Data entries:
____________

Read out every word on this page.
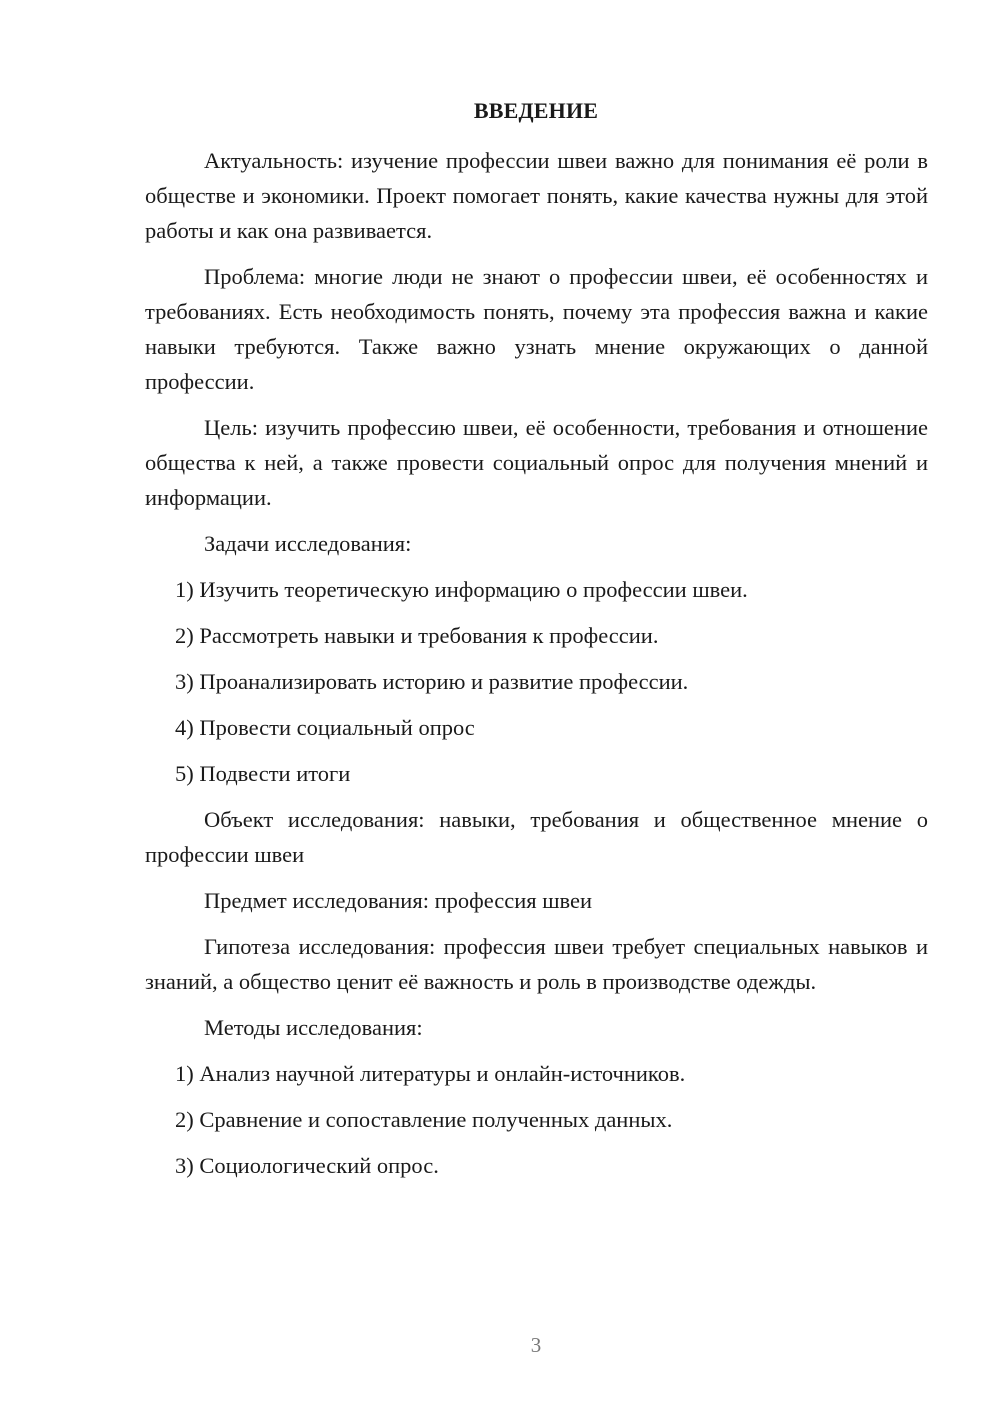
ВВЕДЕНИЕ

Актуальность: изучение профессии швеи важно для понимания её роли в обществе и экономики. Проект помогает понять, какие качества нужны для этой работы и как она развивается.

Проблема: многие люди не знают о профессии швеи, её особенностях и требованиях. Есть необходимость понять, почему эта профессия важна и какие навыки требуются. Также важно узнать мнение окружающих о данной профессии.

Цель: изучить профессию швеи, её особенности, требования и отношение общества к ней, а также провести социальный опрос для получения мнений и информации.

Задачи исследования:

1) Изучить теоретическую информацию о профессии швеи.

2) Рассмотреть навыки и требования к профессии.

3) Проанализировать историю и развитие профессии.

4) Провести социальный опрос

5) Подвести итоги

Объект исследования: навыки, требования и общественное мнение о профессии швеи

Предмет исследования: профессия швеи

Гипотеза исследования: профессия швеи требует специальных навыков и знаний, а общество ценит её важность и роль в производстве одежды.

Методы исследования:

1) Анализ научной литературы и онлайн-источников.

2) Сравнение и сопоставление полученных данных.

3) Социологический опрос.

3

____________

THE PROBLEM: Omit the pictures and reproduce the listing exactly.

SOLUTION TO THIS TASK:
Read out every word on this page.
ВВЕДЕНИЕ

Актуальность: изучение профессии швеи важно для понимания её роли в обществе и экономики. Проект помогает понять, какие качества нужны для этой работы и как она развивается.

Проблема: многие люди не знают о профессии швеи, её особенностях и требованиях. Есть необходимость понять, почему эта профессия важна и какие навыки требуются. Также важно узнать мнение окружающих о данной профессии.

Цель: изучить профессию швеи, её особенности, требования и отношение общества к ней, а также провести социальный опрос для получения мнений и информации.

Задачи исследования:

1) Изучить теоретическую информацию о профессии швеи.

2) Рассмотреть навыки и требования к профессии.

3) Проанализировать историю и развитие профессии.

4) Провести социальный опрос

5) Подвести итоги

Объект исследования: навыки, требования и общественное мнение о профессии швеи

Предмет исследования: профессия швеи

Гипотеза исследования: профессия швеи требует специальных навыков и знаний, а общество ценит её важность и роль в производстве одежды.

Методы исследования:

1) Анализ научной литературы и онлайн-источников.

2) Сравнение и сопоставление полученных данных.

3) Социологический опрос.

3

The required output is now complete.